** start of DATA PROVIDED **

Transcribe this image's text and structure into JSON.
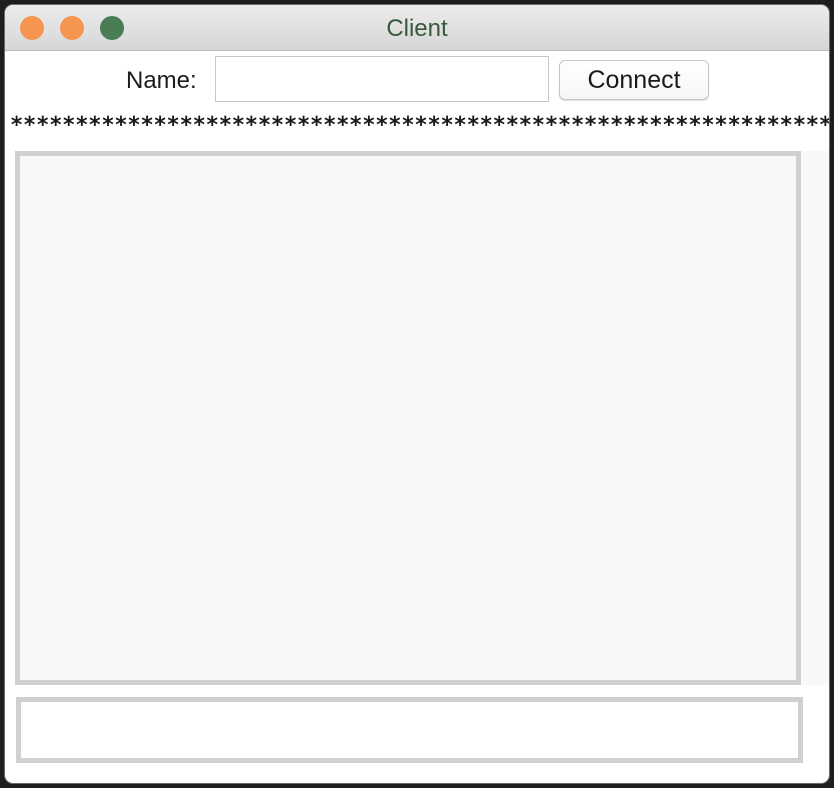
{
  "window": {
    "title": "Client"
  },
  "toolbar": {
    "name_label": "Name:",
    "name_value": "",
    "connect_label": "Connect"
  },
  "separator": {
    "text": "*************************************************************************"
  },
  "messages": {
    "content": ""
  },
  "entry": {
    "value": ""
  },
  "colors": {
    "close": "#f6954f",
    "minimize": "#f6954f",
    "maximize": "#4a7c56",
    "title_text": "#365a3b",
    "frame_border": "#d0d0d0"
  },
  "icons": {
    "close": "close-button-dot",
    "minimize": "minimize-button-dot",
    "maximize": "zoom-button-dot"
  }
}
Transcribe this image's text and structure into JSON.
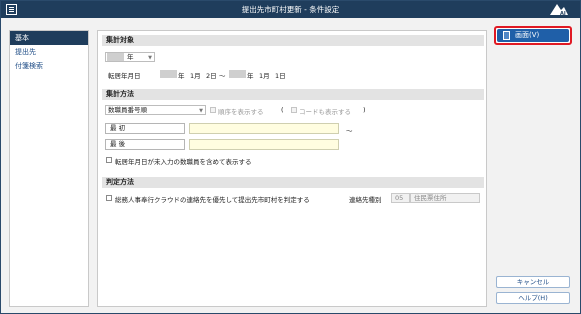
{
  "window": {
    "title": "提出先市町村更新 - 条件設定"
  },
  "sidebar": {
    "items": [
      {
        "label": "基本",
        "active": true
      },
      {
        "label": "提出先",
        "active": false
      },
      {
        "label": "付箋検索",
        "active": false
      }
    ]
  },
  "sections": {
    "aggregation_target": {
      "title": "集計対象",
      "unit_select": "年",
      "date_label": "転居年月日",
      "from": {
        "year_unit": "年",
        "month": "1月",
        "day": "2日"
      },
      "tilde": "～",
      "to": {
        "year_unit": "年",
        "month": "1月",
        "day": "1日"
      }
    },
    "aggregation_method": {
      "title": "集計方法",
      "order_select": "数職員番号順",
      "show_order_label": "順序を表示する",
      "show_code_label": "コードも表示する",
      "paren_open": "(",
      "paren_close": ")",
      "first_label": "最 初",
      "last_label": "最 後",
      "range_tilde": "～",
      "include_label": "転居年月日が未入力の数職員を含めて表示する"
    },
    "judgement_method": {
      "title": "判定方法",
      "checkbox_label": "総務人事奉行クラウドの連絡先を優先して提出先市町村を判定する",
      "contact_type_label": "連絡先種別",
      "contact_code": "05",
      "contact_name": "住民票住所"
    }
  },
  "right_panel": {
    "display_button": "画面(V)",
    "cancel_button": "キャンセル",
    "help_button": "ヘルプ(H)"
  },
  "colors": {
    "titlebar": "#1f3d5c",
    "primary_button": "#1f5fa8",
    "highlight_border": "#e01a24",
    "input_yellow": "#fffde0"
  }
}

** end of DATA PROVIDED **

» GOAL OF THE EXERCISE: Exactly reproduce the entries above, minus the pictures.

» SOLUTION FOR THIS TASK:
Transcribe this image's text and structure into JSON.
{
  "window": {
    "title": "Client"
  },
  "toolbar": {
    "name_label": "Name:",
    "name_value": "",
    "connect_label": "Connect"
  },
  "separator": {
    "text": "*************************************************************************"
  },
  "messages": {
    "content": ""
  },
  "entry": {
    "value": ""
  },
  "colors": {
    "close": "#f6954f",
    "minimize": "#f6954f",
    "maximize": "#4a7c56",
    "title_text": "#365a3b",
    "frame_border": "#d0d0d0"
  },
  "icons": {
    "close": "close-button-dot",
    "minimize": "minimize-button-dot",
    "maximize": "zoom-button-dot"
  }
}
Transcribe this image's text and structure into JSON.
{
  "window": {
    "title": "提出先市町村更新 - 条件設定"
  },
  "sidebar": {
    "items": [
      {
        "label": "基本",
        "active": true
      },
      {
        "label": "提出先",
        "active": false
      },
      {
        "label": "付箋検索",
        "active": false
      }
    ]
  },
  "sections": {
    "aggregation_target": {
      "title": "集計対象",
      "unit_select": "年",
      "date_label": "転居年月日",
      "from": {
        "year_unit": "年",
        "month": "1月",
        "day": "2日"
      },
      "tilde": "～",
      "to": {
        "year_unit": "年",
        "month": "1月",
        "day": "1日"
      }
    },
    "aggregation_method": {
      "title": "集計方法",
      "order_select": "数職員番号順",
      "show_order_label": "順序を表示する",
      "show_code_label": "コードも表示する",
      "paren_open": "(",
      "paren_close": ")",
      "first_label": "最 初",
      "last_label": "最 後",
      "range_tilde": "～",
      "include_label": "転居年月日が未入力の数職員を含めて表示する"
    },
    "judgement_method": {
      "title": "判定方法",
      "checkbox_label": "総務人事奉行クラウドの連絡先を優先して提出先市町村を判定する",
      "contact_type_label": "連絡先種別",
      "contact_code": "05",
      "contact_name": "住民票住所"
    }
  },
  "right_panel": {
    "display_button": "画面(V)",
    "cancel_button": "キャンセル",
    "help_button": "ヘルプ(H)"
  },
  "colors": {
    "titlebar": "#1f3d5c",
    "primary_button": "#1f5fa8",
    "highlight_border": "#e01a24",
    "input_yellow": "#fffde0"
  }
}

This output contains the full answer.